[Start RAW RECORDS]

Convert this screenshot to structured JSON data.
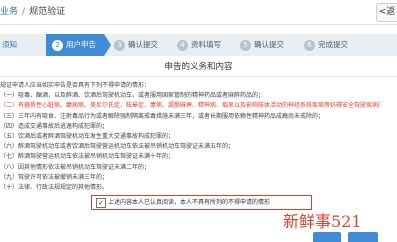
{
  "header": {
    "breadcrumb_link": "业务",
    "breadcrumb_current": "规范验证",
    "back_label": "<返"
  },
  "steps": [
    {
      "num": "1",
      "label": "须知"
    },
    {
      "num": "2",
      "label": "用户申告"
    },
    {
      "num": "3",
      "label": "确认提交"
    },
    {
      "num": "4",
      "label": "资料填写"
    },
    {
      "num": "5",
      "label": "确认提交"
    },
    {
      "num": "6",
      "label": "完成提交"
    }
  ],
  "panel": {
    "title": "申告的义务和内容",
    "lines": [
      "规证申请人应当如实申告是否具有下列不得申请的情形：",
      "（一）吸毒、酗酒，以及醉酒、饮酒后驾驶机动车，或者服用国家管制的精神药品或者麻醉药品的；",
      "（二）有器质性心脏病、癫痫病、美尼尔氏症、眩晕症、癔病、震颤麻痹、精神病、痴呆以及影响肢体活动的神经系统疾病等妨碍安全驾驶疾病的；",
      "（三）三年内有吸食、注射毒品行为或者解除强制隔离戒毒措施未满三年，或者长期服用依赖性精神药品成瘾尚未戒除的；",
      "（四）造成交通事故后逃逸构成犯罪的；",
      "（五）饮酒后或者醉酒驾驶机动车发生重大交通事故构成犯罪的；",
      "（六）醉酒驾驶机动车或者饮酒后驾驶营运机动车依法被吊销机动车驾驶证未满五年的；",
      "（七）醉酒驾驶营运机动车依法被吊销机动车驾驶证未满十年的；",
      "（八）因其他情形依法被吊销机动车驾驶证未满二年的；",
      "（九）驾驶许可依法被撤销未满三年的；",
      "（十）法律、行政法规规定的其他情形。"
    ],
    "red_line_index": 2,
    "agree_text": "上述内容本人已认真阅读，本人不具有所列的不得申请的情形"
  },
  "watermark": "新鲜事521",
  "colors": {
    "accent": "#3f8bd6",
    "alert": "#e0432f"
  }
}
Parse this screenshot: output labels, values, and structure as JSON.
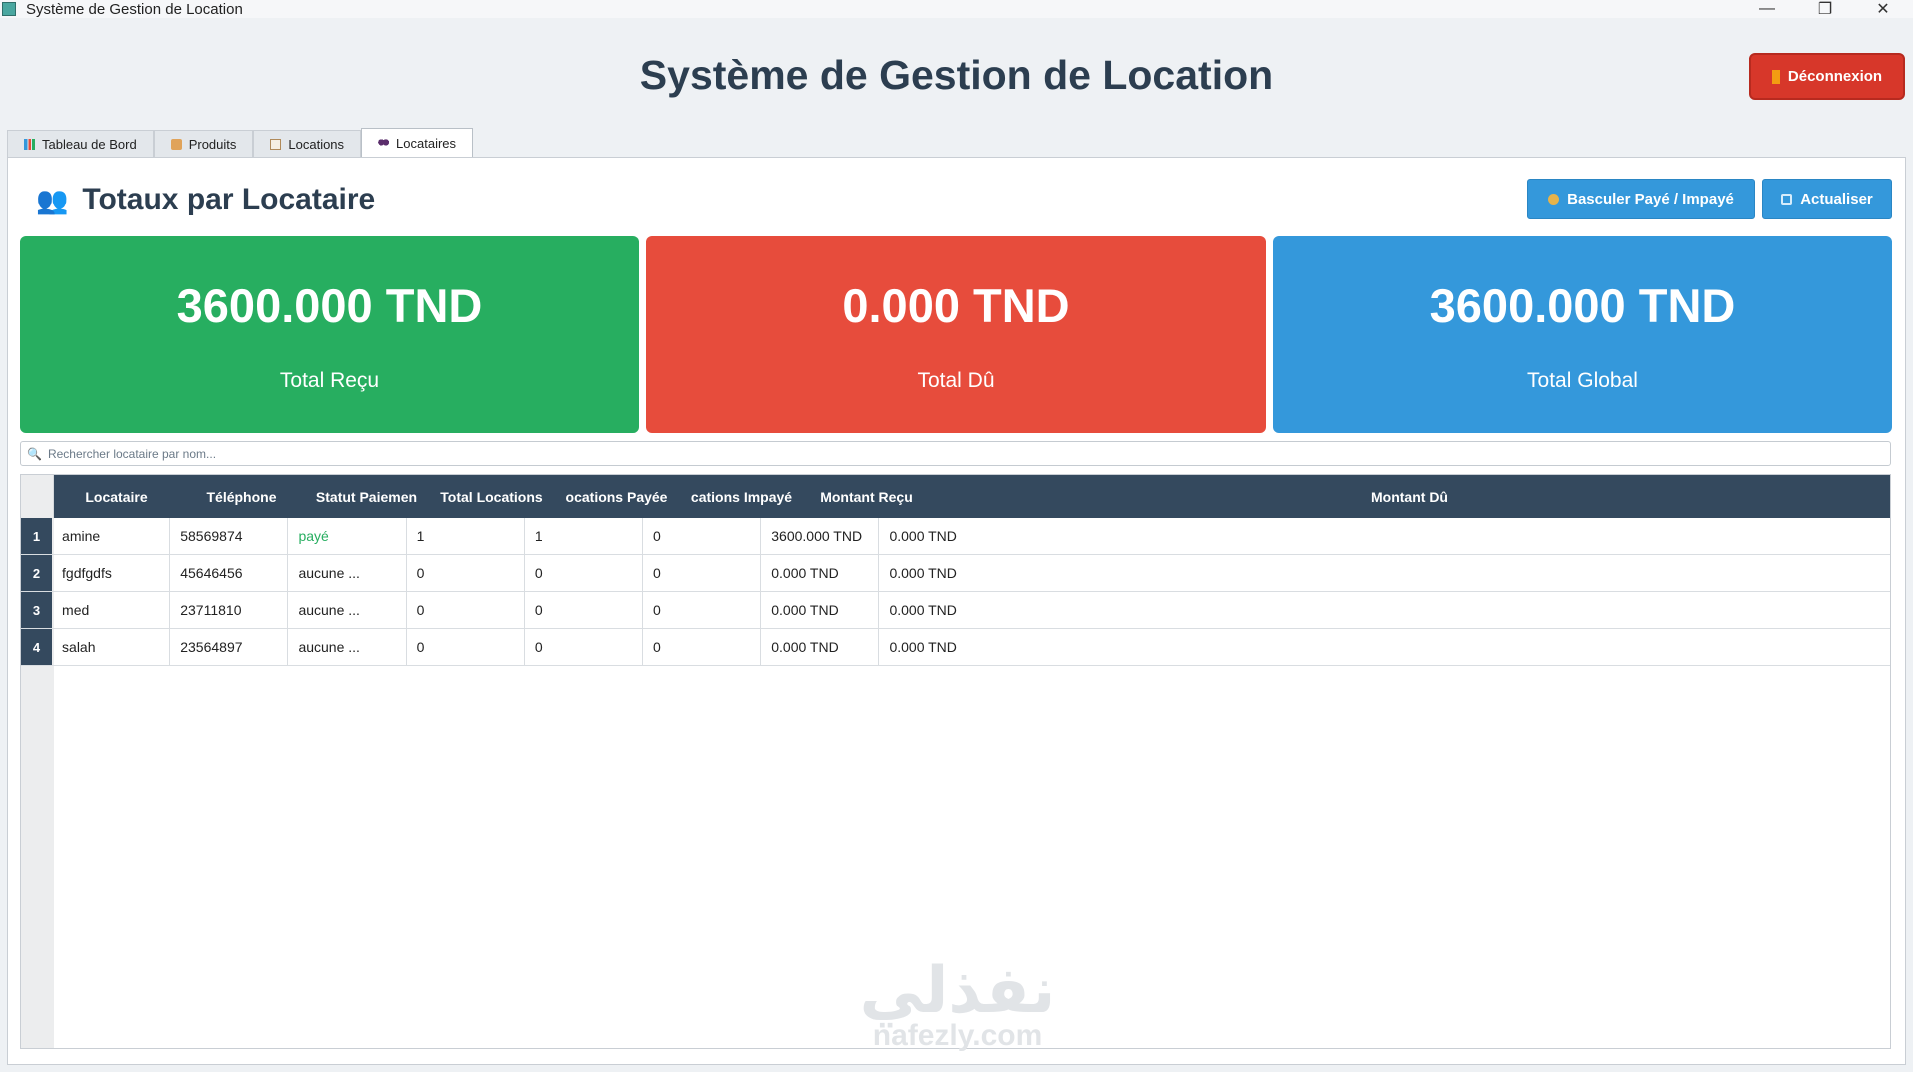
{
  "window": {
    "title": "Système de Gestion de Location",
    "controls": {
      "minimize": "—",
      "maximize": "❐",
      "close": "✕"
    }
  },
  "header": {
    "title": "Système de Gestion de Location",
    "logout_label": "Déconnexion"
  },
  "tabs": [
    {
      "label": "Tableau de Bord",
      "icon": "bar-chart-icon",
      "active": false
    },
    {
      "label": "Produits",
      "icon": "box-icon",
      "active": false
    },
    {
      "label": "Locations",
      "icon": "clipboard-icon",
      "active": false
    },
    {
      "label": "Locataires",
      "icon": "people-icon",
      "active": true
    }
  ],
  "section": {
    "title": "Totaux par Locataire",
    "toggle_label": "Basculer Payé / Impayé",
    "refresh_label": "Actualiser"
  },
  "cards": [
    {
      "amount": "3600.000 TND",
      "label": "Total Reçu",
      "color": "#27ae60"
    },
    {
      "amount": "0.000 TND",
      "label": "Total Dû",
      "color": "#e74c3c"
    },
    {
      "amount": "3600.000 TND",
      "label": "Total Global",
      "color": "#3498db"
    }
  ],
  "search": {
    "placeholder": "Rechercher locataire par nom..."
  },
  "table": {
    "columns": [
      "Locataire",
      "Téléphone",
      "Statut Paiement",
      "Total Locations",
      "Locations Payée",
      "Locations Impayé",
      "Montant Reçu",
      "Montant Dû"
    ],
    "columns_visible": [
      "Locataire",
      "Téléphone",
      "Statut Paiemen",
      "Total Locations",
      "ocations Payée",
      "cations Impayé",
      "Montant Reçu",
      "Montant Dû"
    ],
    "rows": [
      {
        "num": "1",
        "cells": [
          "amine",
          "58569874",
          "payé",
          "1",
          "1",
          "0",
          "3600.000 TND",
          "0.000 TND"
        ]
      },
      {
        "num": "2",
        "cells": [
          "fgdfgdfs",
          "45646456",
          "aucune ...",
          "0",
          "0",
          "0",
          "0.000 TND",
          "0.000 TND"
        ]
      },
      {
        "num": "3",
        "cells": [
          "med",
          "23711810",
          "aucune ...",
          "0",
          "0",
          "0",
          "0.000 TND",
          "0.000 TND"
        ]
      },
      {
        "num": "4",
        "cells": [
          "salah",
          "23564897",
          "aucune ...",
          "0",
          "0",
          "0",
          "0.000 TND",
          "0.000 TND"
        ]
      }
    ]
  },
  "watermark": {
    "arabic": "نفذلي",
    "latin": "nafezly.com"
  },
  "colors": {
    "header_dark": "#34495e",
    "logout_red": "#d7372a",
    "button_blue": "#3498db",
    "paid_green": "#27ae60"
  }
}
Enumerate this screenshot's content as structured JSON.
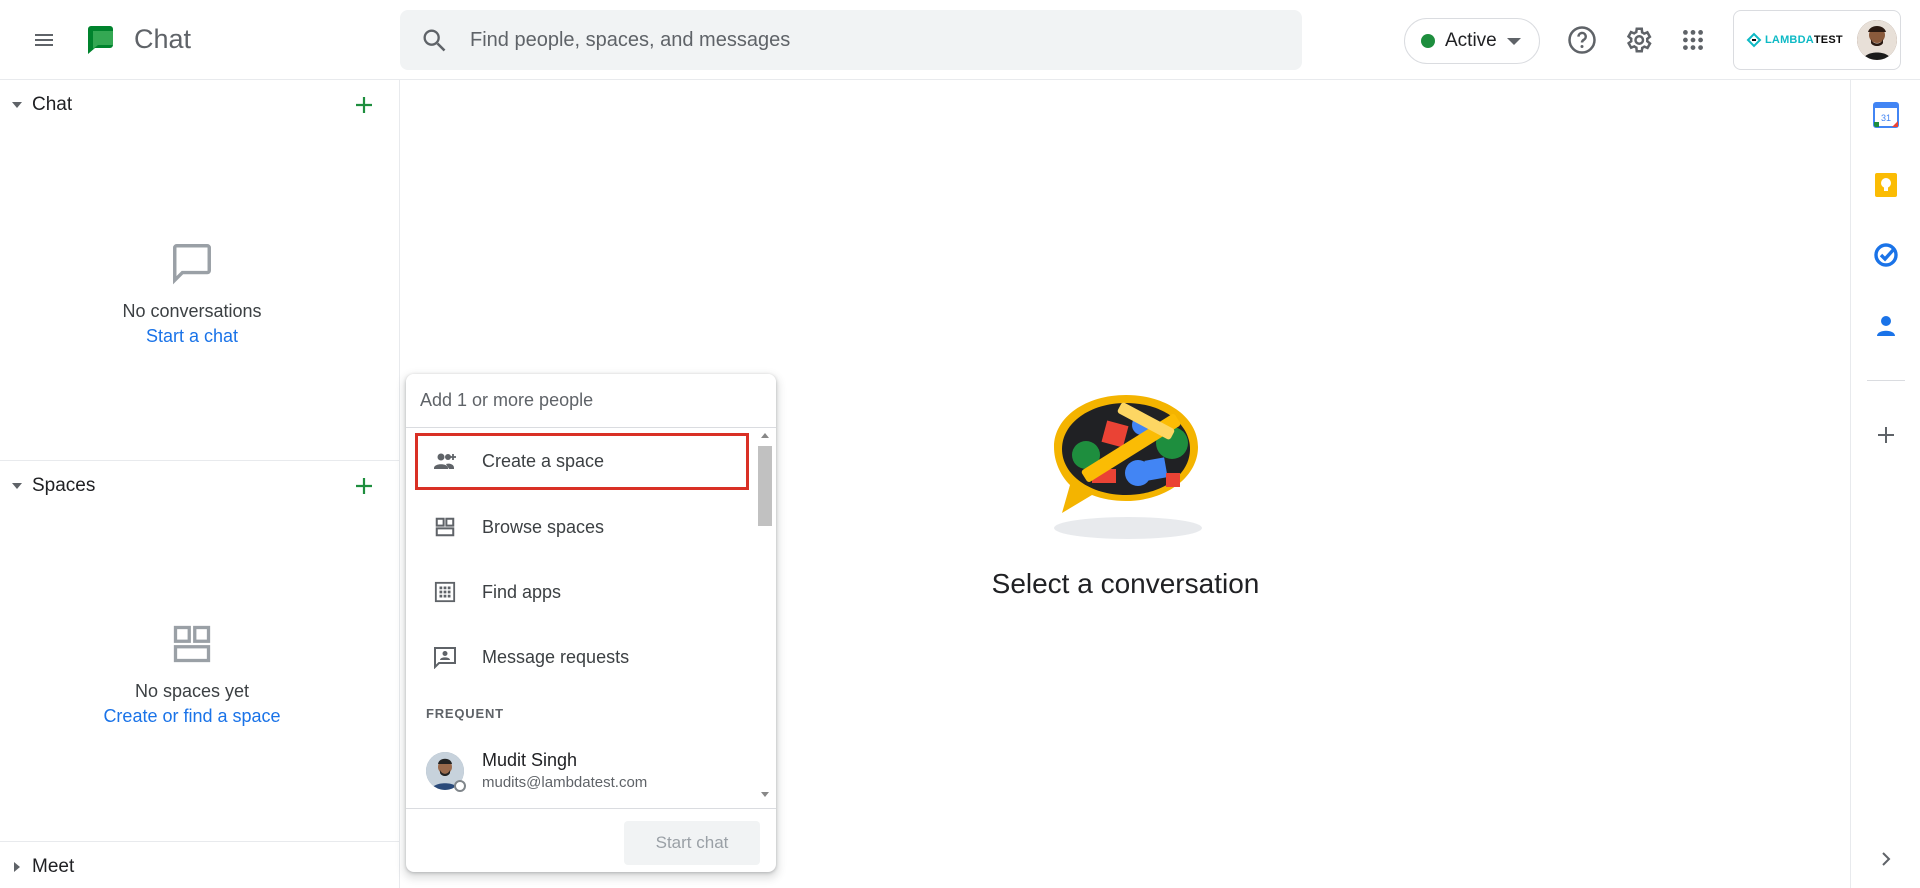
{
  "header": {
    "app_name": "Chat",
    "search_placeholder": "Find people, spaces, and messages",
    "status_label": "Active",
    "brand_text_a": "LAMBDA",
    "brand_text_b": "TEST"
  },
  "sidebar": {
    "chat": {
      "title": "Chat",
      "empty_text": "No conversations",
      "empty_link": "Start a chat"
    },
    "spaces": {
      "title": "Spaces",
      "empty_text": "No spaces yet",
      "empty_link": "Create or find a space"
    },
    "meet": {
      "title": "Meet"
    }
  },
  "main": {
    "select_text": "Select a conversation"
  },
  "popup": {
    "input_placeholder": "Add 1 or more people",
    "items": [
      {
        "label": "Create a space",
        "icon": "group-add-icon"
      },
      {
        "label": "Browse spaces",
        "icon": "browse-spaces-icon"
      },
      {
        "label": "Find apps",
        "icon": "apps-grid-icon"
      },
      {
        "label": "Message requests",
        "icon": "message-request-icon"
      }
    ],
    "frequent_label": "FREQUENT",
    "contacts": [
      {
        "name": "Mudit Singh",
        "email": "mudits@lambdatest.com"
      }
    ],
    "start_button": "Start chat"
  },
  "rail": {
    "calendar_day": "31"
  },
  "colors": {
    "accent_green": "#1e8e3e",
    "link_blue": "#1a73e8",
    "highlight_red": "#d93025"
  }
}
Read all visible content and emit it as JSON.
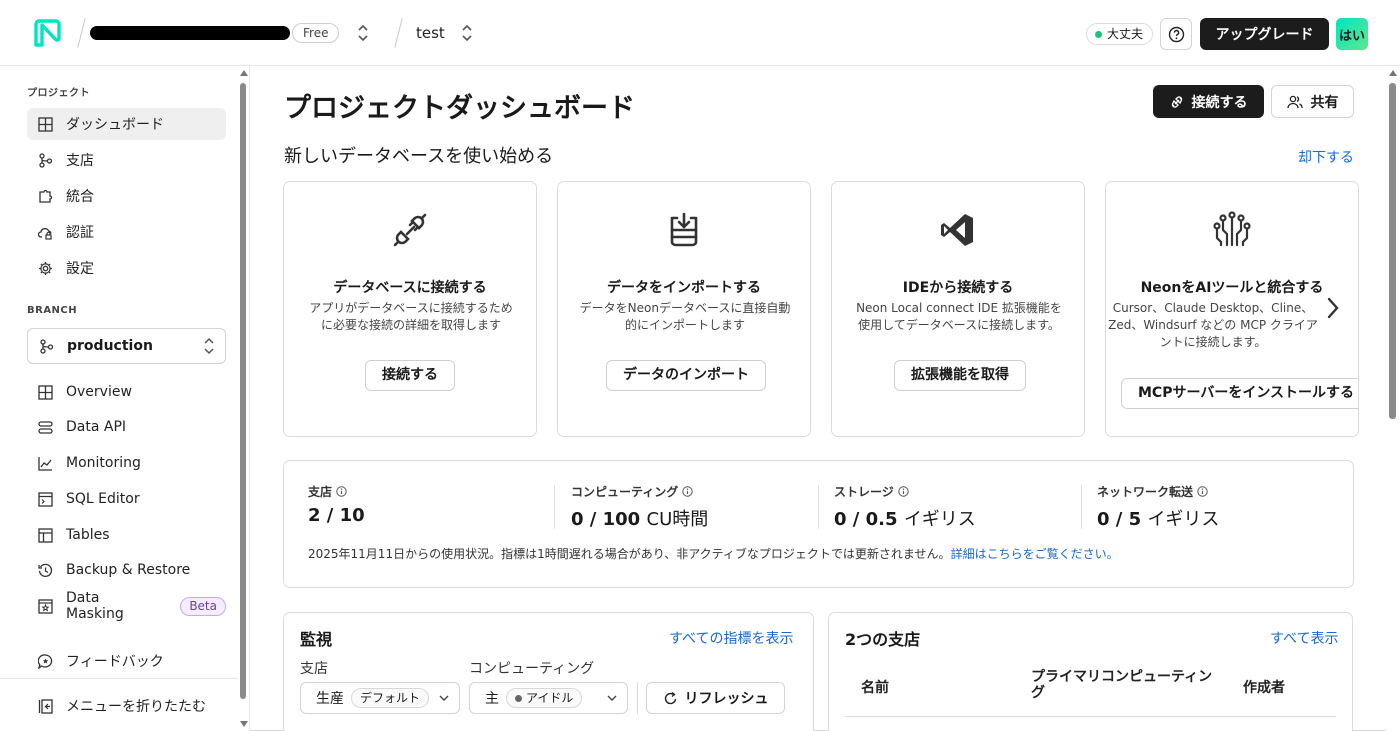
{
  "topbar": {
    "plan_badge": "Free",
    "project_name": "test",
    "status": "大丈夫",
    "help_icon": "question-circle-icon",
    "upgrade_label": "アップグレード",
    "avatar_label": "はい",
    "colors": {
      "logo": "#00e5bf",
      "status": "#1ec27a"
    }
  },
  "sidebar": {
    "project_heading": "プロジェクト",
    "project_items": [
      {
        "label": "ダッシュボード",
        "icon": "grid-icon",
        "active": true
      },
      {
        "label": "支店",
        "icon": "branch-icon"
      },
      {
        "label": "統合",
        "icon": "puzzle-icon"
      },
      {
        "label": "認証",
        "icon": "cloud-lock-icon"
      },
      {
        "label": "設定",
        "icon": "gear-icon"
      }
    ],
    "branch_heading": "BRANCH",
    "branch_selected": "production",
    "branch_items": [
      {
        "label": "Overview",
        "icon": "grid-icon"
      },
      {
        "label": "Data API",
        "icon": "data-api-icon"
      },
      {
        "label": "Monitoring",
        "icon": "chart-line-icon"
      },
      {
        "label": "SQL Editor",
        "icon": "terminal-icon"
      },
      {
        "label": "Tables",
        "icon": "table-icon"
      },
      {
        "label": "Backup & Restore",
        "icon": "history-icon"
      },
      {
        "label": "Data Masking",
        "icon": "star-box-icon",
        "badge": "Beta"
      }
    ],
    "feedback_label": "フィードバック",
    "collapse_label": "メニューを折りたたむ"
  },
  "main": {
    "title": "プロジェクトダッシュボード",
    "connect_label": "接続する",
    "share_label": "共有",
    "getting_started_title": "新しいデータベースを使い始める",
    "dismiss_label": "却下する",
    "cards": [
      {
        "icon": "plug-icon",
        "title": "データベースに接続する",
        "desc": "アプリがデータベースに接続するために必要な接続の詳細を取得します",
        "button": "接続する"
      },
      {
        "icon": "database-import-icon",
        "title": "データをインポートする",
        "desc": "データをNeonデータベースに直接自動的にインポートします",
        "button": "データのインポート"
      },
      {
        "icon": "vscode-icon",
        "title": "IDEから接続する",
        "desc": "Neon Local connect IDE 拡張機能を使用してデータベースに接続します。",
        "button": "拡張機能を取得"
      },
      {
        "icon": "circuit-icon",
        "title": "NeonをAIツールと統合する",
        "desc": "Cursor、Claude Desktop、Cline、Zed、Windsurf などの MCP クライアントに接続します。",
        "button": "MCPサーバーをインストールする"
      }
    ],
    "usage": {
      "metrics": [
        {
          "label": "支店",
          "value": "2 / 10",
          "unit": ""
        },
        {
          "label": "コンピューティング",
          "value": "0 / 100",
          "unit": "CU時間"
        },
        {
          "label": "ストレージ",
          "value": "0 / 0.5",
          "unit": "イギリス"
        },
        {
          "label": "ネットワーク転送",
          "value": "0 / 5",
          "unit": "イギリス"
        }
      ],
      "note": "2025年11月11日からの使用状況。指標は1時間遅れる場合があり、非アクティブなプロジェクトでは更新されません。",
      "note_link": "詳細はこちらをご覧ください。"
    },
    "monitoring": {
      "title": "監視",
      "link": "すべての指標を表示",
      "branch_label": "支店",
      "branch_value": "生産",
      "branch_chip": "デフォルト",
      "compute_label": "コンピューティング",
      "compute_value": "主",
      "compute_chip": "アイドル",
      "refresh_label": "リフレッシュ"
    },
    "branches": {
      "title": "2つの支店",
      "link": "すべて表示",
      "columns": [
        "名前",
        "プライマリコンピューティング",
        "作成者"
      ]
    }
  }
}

[End RAW RECORDS]

EXERCISE GOAL: Count each line of the entries that holds the word "screenshot", then state the total and nothing more.

THE RESPONSE: 3